### Exercise details
Report how many lines of the listing below include the word "习近平总书记在十九大报告中指出". Give nothing but the number.

### Record list
┄┄┄┄┄┄┄┄┄┄┄┄┄┄┄┄┄┄┄┄

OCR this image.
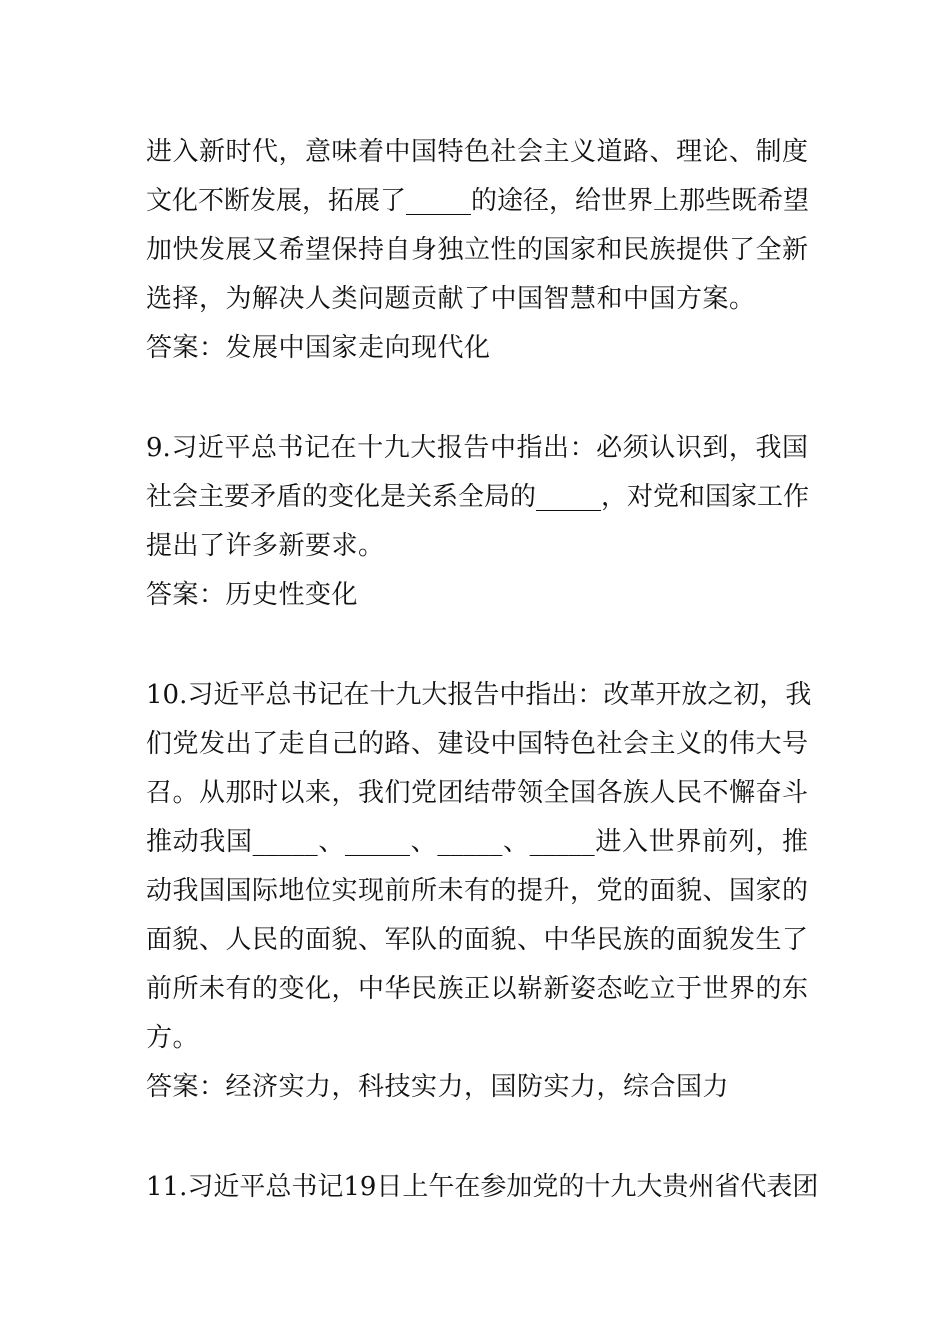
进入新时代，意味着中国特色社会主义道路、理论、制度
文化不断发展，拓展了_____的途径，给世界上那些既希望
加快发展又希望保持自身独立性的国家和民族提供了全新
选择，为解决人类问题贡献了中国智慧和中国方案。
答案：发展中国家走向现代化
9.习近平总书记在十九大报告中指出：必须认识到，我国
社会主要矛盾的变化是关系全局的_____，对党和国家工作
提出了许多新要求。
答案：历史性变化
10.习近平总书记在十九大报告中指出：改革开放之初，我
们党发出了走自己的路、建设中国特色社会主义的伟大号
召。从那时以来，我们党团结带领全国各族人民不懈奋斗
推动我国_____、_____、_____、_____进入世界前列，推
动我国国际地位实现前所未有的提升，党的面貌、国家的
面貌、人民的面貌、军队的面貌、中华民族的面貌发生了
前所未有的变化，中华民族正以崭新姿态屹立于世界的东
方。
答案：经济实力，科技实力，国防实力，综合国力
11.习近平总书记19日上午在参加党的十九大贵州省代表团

┄┄┄┄┄┄┄┄┄┄┄┄┄┄┄┄┄┄┄┄

### Full response
2